Your task is to transcribe all of the records exactly and leave out the pictures.

◆ RECORDS SHOWN:

==*==

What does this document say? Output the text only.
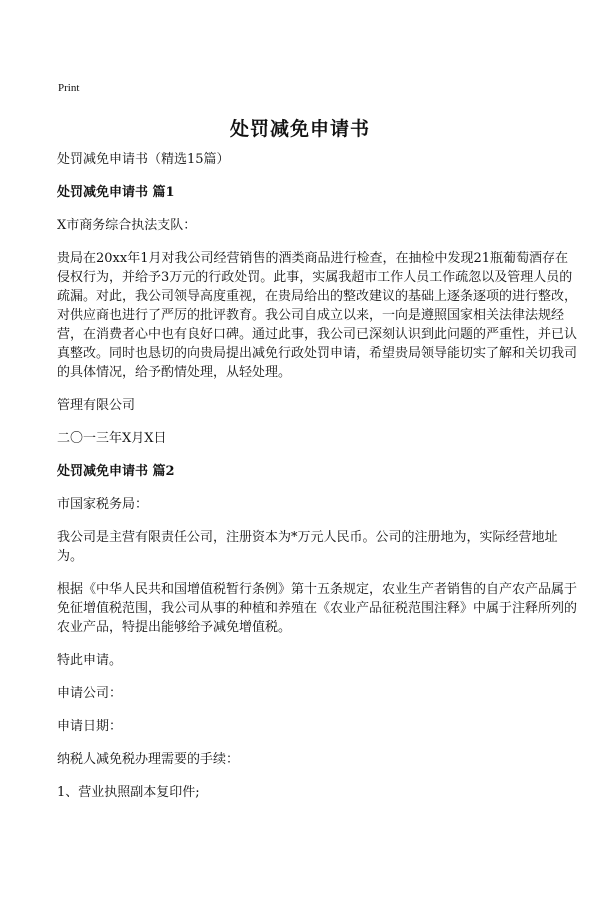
Print
处罚减免申请书

处罚减免申请书（精选15篇）

处罚减免申请书 篇1

X市商务综合执法支队：

贵局在20xx年1月对我公司经营销售的酒类商品进行检查，在抽检中发现21瓶葡萄酒存在侵权行为，并给予3万元的行政处罚。此事，实属我超市工作人员工作疏忽以及管理人员的疏漏。对此，我公司领导高度重视，在贵局给出的整改建议的基础上逐条逐项的进行整改，对供应商也进行了严厉的批评教育。我公司自成立以来，一向是遵照国家相关法律法规经营，在消费者心中也有良好口碑。通过此事，我公司已深刻认识到此问题的严重性，并已认真整改。同时也恳切的向贵局提出减免行政处罚申请，希望贵局领导能切实了解和关切我司的具体情况，给予酌情处理，从轻处理。

管理有限公司

二〇一三年X月X日

处罚减免申请书 篇2

市国家税务局：

我公司是主营有限责任公司，注册资本为*万元人民币。公司的注册地为，实际经营地址为。

根据《中华人民共和国增值税暂行条例》第十五条规定，农业生产者销售的自产农产品属于免征增值税范围，我公司从事的种植和养殖在《农业产品征税范围注释》中属于注释所列的农业产品，特提出能够给予减免增值税。

特此申请。

申请公司：

申请日期：

纳税人减免税办理需要的手续：

1、营业执照副本复印件;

==*==

◆ EXERCISE ANSWER:
What does this document say? Output the text only.
Print
处罚减免申请书

处罚减免申请书（精选15篇）

处罚减免申请书 篇1

X市商务综合执法支队：

贵局在20xx年1月对我公司经营销售的酒类商品进行检查，在抽检中发现21瓶葡萄酒存在侵权行为，并给予3万元的行政处罚。此事，实属我超市工作人员工作疏忽以及管理人员的疏漏。对此，我公司领导高度重视，在贵局给出的整改建议的基础上逐条逐项的进行整改，对供应商也进行了严厉的批评教育。我公司自成立以来，一向是遵照国家相关法律法规经营，在消费者心中也有良好口碑。通过此事，我公司已深刻认识到此问题的严重性，并已认真整改。同时也恳切的向贵局提出减免行政处罚申请，希望贵局领导能切实了解和关切我司的具体情况，给予酌情处理，从轻处理。

管理有限公司

二〇一三年X月X日

处罚减免申请书 篇2

市国家税务局：

我公司是主营有限责任公司，注册资本为*万元人民币。公司的注册地为，实际经营地址为。

根据《中华人民共和国增值税暂行条例》第十五条规定，农业生产者销售的自产农产品属于免征增值税范围，我公司从事的种植和养殖在《农业产品征税范围注释》中属于注释所列的农业产品，特提出能够给予减免增值税。

特此申请。

申请公司：

申请日期：

纳税人减免税办理需要的手续：

1、营业执照副本复印件;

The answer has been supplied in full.